━━━ Provided records

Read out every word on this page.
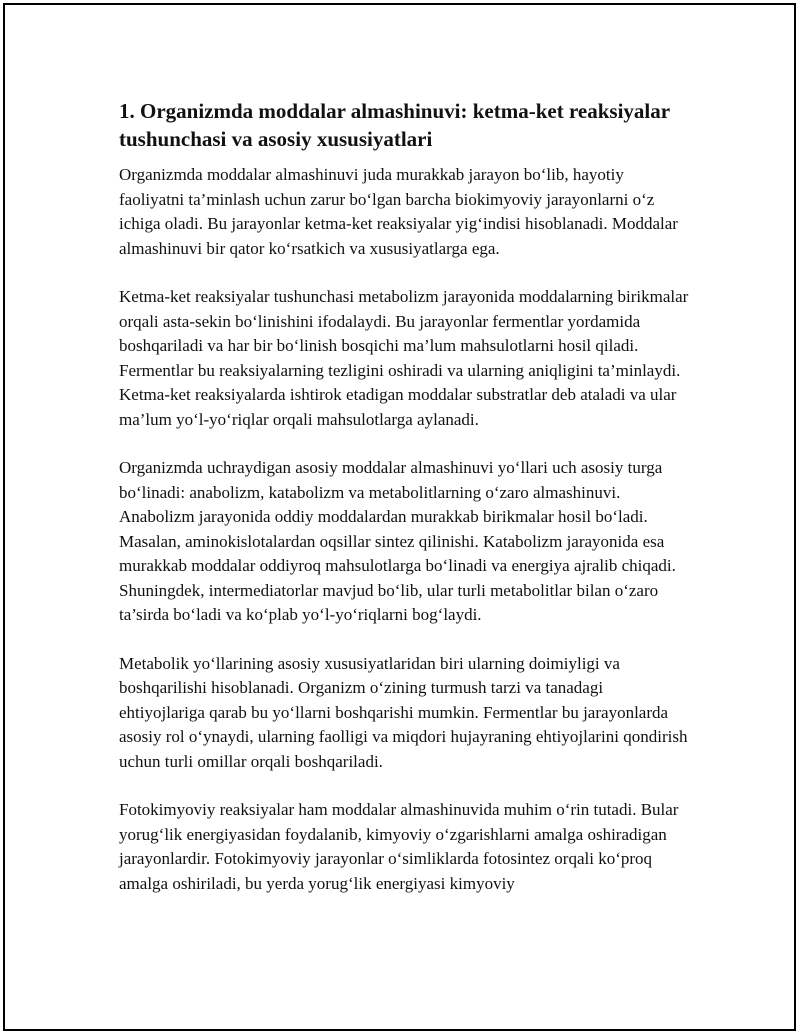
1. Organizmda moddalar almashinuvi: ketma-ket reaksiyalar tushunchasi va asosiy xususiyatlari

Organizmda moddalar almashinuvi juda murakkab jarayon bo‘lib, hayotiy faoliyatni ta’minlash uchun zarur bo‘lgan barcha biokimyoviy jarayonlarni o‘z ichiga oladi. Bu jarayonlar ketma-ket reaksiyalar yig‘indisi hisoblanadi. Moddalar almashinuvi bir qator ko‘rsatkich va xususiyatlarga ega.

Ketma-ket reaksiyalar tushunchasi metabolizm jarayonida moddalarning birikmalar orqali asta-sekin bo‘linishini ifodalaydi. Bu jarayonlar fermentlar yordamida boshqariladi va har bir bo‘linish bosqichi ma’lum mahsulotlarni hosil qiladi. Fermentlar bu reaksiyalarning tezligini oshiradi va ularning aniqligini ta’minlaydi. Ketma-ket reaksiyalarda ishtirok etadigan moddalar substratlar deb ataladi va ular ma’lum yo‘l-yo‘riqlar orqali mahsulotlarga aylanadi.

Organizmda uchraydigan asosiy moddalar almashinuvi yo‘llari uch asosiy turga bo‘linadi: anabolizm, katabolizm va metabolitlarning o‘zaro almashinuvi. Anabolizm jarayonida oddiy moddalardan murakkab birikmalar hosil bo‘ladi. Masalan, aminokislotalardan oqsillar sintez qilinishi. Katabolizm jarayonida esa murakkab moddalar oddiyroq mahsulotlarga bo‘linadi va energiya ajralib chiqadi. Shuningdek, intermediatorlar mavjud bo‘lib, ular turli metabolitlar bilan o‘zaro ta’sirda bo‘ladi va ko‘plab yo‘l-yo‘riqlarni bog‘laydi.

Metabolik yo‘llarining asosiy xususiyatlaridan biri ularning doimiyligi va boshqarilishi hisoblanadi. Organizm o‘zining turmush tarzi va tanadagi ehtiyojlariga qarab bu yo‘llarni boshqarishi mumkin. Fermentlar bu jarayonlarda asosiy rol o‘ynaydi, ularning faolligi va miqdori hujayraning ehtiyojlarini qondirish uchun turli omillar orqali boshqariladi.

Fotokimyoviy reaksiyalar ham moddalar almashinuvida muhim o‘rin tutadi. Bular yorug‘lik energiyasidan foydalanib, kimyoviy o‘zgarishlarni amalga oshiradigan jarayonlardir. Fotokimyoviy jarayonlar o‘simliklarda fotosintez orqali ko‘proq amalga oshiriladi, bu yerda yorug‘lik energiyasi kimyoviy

━━━━━━
━━━ Provided records

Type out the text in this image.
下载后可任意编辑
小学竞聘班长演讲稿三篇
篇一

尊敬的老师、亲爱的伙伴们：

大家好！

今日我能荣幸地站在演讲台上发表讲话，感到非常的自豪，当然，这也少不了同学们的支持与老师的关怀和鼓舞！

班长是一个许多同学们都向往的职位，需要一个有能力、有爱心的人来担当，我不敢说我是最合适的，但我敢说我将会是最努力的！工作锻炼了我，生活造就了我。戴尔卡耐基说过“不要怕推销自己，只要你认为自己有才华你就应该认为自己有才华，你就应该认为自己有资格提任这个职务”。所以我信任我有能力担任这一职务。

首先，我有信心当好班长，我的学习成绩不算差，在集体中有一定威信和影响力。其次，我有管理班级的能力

━━━━━━

To do => Your answer should be a single number: how many lines of the material contain the word "Organizmda".

Task answer => 3